EXERCISE INSTRUCTIONS
Take each line containing the word "Carlos" and copy it.

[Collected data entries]
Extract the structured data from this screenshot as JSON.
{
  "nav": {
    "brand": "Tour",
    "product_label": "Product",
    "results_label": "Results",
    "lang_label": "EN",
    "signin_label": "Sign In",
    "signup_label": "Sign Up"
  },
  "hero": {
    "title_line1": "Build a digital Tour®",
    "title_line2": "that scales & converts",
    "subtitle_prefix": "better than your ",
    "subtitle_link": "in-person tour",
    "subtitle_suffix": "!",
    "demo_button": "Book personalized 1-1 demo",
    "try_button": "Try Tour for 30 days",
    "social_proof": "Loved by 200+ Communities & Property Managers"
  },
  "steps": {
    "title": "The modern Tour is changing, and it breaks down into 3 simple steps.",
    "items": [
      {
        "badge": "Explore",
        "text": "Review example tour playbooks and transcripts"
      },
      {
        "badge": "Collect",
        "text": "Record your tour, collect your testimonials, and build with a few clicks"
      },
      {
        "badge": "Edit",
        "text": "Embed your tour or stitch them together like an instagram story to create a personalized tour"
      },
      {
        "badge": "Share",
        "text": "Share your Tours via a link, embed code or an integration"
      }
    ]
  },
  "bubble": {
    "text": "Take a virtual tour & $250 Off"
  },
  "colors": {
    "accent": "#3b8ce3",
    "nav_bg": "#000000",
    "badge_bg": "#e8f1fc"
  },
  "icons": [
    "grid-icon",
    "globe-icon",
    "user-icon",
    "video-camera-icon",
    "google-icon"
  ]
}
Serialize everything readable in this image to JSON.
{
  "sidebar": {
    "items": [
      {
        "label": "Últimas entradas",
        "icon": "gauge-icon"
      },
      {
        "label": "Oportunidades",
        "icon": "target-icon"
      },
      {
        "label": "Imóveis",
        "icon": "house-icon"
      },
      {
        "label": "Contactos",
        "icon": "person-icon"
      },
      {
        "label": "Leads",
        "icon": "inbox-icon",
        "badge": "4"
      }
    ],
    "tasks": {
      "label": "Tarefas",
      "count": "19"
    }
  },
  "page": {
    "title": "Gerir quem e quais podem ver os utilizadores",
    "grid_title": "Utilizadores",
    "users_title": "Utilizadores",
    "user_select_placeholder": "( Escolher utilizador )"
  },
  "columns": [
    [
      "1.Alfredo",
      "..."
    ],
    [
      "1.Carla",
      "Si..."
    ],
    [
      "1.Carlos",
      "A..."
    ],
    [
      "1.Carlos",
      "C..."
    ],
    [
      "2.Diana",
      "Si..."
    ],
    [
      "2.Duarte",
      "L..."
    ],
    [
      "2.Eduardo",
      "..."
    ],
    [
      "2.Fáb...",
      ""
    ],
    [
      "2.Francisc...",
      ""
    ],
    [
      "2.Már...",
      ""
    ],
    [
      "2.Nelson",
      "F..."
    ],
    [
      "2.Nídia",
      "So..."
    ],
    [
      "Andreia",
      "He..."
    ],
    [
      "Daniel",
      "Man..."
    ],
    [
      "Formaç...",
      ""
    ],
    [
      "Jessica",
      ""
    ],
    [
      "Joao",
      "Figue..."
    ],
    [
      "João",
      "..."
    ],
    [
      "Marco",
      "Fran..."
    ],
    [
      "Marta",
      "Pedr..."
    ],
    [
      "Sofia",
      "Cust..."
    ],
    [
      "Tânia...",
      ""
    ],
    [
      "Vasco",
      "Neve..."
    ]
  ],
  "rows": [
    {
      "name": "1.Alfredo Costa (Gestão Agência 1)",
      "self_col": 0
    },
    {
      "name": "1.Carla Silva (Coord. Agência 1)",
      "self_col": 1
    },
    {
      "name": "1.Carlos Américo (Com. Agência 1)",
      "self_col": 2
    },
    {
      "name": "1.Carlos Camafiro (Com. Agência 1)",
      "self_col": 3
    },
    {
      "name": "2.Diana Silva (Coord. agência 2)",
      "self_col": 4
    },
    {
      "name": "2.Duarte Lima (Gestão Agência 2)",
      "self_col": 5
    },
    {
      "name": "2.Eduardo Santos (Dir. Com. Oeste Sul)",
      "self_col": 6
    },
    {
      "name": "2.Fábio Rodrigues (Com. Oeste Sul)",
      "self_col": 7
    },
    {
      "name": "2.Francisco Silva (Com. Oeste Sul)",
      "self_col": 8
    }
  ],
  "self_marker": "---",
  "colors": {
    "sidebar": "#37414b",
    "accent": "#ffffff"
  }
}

TASK ANSWER
      "1.Carlos",
      "1.Carlos",
      "name": "1.Carlos Américo (Com. Agência 1)",
      "name": "1.Carlos Camafiro (Com. Agência 1)",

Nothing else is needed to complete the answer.